**TASK:**
Locate the word "ratio" in the entries below, then gather every line that holds it.

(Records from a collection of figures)
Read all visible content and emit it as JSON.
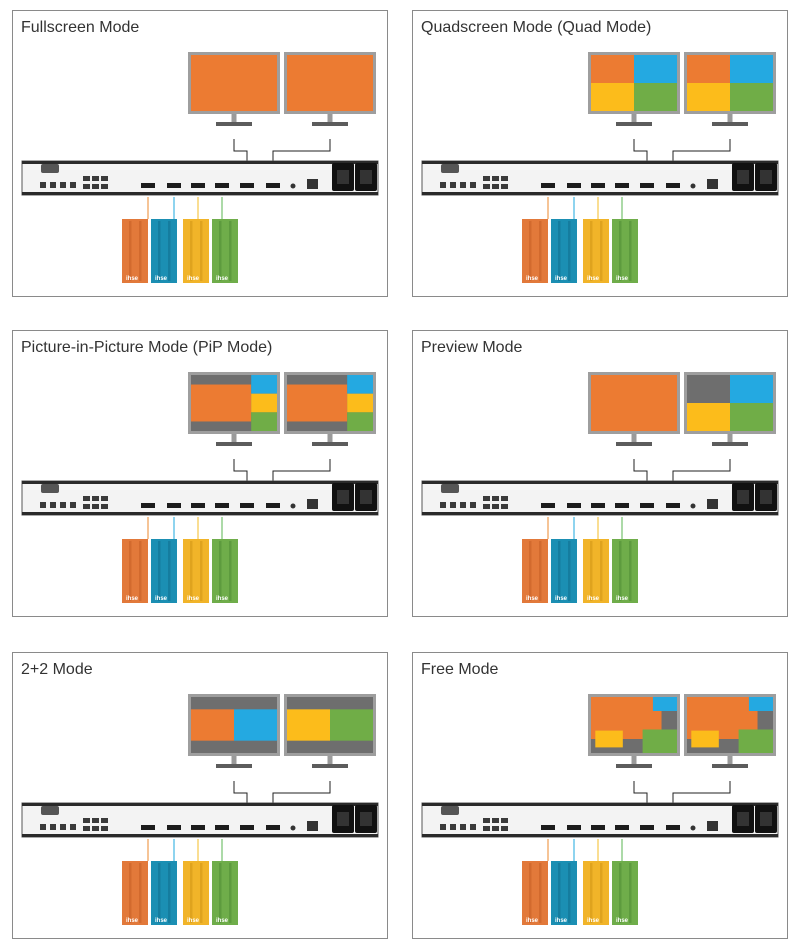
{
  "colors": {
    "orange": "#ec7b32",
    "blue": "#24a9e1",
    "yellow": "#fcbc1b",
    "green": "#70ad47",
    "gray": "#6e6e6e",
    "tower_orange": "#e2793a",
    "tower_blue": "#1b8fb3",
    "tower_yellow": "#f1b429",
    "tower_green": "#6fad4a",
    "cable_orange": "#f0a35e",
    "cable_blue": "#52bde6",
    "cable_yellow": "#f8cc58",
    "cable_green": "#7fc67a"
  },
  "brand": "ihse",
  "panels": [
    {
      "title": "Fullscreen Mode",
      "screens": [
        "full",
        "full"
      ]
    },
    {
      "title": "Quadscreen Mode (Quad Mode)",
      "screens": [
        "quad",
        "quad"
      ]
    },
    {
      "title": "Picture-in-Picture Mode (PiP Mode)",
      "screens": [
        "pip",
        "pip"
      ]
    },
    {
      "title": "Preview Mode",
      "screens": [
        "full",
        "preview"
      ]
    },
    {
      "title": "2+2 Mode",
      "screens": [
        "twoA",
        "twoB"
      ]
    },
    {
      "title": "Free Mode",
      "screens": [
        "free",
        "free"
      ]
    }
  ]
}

* * *

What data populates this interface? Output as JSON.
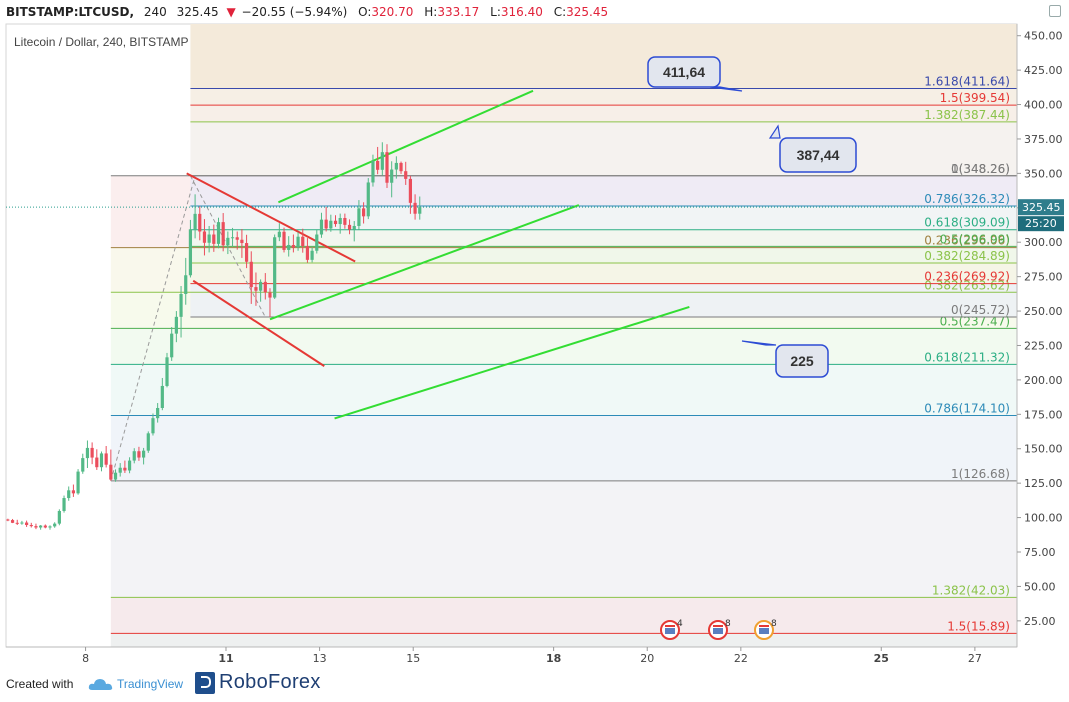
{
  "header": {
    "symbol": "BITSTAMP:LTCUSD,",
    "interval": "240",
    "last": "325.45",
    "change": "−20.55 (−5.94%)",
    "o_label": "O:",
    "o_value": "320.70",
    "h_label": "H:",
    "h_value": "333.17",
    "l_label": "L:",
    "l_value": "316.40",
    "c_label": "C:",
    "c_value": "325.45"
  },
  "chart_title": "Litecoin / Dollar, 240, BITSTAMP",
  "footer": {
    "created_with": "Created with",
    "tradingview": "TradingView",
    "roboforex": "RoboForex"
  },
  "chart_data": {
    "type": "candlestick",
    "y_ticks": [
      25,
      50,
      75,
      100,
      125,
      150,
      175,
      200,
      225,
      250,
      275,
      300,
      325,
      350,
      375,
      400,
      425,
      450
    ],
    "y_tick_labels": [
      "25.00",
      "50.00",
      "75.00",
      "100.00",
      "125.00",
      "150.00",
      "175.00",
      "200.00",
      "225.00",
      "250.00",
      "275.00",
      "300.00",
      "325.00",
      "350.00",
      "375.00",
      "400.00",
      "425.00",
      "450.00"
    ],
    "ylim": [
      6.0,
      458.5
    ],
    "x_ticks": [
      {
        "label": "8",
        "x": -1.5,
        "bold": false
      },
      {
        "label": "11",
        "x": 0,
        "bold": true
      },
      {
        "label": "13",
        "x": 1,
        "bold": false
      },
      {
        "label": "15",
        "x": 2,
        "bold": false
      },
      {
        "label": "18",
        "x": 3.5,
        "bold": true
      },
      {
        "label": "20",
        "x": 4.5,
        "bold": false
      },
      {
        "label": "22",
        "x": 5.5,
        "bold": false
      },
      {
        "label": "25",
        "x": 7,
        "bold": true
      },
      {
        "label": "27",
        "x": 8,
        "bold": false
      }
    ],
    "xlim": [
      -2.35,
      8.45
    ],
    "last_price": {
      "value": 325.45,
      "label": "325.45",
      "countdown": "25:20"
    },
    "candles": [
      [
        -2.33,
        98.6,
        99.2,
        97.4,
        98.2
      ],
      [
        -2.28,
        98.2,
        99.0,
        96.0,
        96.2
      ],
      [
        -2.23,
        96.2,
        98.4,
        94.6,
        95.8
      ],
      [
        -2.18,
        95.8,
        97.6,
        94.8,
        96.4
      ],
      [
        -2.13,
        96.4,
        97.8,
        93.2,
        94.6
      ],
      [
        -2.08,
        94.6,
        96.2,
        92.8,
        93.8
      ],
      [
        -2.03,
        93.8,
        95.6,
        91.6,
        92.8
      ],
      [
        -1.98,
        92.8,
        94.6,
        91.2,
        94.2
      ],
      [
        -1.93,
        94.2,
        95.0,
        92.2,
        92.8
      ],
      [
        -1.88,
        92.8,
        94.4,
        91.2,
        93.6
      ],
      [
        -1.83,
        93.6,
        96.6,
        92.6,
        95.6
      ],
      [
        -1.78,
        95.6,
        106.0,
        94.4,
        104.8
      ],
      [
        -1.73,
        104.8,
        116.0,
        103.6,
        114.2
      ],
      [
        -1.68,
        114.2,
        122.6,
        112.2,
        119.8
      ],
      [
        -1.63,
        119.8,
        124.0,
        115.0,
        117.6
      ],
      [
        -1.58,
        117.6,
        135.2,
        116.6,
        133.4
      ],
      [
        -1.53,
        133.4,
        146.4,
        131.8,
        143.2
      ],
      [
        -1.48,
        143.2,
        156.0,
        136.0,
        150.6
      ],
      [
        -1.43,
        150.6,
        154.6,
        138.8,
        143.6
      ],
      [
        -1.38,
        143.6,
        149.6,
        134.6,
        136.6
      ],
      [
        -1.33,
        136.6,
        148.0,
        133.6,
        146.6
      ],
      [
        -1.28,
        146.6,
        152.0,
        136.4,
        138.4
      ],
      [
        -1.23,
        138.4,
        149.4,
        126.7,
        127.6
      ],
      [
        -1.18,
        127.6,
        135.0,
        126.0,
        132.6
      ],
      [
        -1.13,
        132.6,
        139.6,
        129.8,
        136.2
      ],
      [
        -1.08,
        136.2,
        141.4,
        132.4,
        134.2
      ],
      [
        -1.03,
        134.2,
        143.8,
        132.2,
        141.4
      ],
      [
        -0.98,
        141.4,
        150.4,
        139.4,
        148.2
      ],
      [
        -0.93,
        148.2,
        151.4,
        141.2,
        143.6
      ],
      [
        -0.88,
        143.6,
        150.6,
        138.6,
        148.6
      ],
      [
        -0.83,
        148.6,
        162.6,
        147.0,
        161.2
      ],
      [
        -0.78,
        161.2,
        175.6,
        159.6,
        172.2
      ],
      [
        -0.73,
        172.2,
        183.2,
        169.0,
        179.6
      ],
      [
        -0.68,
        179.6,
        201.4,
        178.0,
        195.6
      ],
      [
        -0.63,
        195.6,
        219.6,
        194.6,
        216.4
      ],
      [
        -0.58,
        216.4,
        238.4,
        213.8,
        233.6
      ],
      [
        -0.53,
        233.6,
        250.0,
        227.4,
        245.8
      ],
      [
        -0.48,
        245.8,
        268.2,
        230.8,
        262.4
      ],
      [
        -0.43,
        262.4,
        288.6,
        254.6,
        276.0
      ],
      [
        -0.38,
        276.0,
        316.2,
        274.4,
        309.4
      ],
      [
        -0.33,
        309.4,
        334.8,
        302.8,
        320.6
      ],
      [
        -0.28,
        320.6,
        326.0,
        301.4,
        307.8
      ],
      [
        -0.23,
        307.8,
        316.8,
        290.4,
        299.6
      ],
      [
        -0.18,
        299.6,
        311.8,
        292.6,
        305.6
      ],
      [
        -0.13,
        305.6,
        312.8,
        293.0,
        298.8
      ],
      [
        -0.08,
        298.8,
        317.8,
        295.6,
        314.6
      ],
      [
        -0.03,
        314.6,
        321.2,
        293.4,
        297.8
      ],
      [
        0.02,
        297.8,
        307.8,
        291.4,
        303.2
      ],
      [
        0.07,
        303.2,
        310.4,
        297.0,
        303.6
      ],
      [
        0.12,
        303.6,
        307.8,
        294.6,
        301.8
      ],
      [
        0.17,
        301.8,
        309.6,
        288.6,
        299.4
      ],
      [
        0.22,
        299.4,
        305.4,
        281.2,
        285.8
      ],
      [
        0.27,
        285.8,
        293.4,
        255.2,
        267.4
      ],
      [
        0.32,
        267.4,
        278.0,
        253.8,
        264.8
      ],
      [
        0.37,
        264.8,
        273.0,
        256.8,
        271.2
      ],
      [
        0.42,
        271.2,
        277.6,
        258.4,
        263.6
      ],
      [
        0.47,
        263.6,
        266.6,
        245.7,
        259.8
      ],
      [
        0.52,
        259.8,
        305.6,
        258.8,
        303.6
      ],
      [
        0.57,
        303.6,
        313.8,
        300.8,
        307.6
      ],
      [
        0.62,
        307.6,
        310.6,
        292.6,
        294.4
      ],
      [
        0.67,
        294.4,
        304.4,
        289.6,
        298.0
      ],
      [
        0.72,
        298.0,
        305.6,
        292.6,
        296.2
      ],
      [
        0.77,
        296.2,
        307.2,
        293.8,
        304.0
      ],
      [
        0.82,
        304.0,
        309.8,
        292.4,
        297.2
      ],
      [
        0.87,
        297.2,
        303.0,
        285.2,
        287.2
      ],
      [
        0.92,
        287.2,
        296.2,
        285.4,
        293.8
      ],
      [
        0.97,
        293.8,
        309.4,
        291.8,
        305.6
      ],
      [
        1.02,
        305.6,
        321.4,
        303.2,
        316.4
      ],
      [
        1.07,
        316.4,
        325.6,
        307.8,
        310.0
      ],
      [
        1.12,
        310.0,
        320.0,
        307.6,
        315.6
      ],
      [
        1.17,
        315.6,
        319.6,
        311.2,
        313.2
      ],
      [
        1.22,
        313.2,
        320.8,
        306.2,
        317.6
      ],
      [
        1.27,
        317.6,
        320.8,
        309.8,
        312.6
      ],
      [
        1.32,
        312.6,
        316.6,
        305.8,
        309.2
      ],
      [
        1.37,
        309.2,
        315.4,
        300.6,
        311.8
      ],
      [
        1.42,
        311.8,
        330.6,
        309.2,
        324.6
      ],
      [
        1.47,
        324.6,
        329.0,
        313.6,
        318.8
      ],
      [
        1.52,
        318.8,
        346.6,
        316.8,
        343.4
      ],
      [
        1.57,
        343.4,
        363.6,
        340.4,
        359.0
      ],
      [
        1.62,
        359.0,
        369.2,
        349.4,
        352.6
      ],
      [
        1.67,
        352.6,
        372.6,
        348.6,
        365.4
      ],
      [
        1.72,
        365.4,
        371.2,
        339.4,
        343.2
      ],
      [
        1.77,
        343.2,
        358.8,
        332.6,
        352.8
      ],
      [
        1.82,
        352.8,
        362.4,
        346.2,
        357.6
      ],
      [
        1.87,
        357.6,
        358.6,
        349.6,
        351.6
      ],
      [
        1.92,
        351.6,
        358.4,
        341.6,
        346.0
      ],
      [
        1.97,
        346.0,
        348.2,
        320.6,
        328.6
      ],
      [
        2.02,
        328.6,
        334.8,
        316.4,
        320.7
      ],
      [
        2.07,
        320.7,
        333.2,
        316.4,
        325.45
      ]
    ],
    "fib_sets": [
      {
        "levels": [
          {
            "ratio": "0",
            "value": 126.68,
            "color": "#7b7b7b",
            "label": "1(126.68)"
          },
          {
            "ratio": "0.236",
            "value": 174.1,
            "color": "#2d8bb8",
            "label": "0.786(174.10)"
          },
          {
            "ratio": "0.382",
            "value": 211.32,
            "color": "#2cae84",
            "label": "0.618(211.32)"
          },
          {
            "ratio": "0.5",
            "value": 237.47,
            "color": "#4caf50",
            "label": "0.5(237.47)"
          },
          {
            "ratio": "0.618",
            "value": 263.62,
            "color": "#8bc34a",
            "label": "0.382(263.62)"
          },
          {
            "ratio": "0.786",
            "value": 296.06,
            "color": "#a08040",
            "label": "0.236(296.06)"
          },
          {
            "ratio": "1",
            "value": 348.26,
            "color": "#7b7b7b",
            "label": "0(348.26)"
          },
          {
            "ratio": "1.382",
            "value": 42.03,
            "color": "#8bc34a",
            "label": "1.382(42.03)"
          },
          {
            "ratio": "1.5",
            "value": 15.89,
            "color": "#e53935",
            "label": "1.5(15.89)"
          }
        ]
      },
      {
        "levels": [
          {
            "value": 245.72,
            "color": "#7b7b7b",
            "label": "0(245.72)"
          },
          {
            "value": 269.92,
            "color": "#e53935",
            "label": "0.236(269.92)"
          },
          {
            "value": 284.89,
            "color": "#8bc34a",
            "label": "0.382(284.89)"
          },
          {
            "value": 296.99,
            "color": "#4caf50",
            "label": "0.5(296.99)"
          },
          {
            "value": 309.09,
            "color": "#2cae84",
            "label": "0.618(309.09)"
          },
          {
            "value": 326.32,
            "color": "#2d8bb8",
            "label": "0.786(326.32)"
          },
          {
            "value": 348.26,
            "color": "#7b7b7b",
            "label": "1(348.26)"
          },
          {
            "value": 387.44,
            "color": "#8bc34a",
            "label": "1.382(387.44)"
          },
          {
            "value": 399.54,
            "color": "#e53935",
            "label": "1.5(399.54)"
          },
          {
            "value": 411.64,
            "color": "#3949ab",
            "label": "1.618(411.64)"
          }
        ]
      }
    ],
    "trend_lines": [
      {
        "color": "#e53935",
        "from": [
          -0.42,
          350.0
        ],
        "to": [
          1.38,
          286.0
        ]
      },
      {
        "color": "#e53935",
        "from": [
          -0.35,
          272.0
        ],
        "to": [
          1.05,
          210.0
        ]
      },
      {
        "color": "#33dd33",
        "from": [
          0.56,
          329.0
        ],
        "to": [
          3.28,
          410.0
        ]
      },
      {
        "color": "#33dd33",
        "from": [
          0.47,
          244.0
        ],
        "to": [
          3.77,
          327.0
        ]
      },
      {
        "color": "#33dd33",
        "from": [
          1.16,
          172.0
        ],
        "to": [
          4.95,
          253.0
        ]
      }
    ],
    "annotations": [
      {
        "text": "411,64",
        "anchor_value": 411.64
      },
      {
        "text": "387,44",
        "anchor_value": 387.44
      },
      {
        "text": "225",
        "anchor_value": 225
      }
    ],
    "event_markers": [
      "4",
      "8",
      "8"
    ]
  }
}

---

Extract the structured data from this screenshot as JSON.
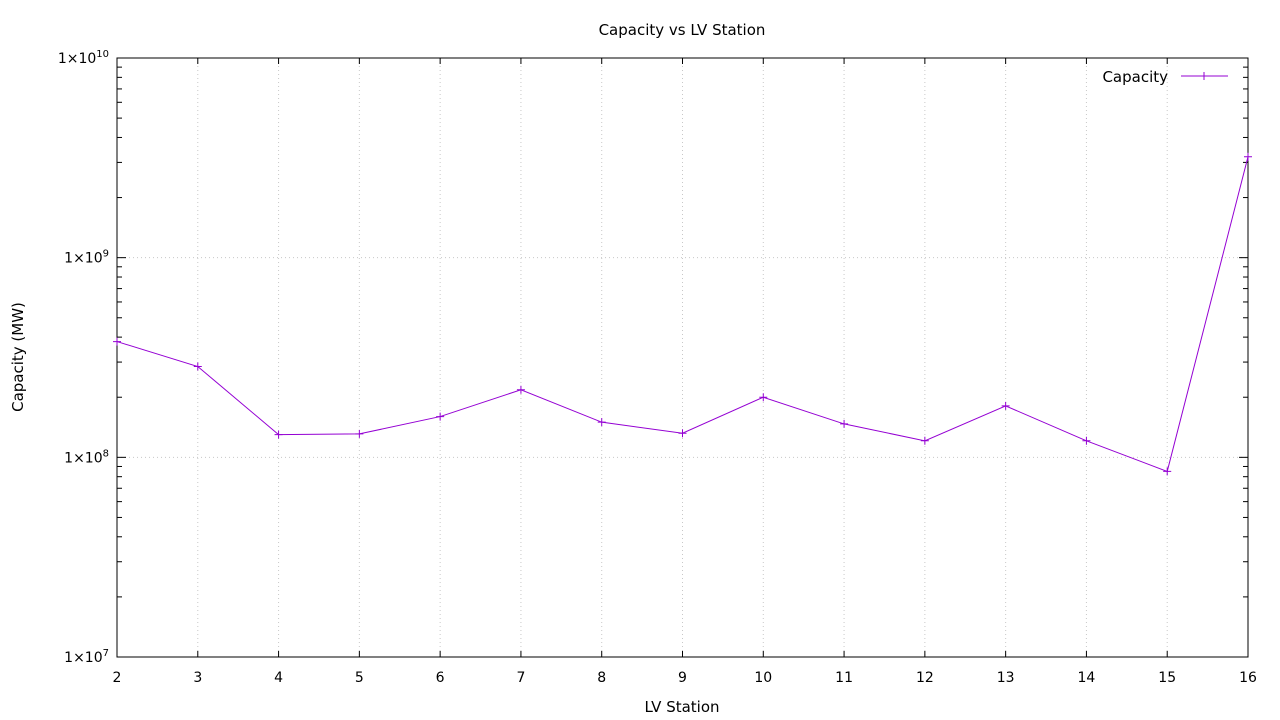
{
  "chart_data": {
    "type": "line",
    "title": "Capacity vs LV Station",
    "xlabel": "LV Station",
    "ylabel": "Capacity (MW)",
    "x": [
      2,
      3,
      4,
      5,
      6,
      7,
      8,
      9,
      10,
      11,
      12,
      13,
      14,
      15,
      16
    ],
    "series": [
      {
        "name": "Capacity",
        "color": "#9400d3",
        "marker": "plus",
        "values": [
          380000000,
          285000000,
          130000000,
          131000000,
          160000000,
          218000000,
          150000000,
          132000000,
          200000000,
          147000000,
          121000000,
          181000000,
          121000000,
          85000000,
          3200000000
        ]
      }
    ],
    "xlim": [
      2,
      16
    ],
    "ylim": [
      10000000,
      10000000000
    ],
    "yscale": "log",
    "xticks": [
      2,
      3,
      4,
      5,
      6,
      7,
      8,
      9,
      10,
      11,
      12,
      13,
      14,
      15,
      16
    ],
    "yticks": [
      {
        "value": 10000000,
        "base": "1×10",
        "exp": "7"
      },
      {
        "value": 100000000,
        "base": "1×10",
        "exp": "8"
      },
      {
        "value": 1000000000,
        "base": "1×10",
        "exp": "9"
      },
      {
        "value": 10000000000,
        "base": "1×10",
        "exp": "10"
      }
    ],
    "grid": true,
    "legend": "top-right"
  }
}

**ANSWER IN FULL:**
            "ratio": "0",
            "ratio": "0.236",
            "ratio": "0.382",
            "ratio": "0.5",
            "ratio": "0.618",
            "ratio": "0.786",
            "ratio": "1",
            "ratio": "1.382",
            "ratio": "1.5",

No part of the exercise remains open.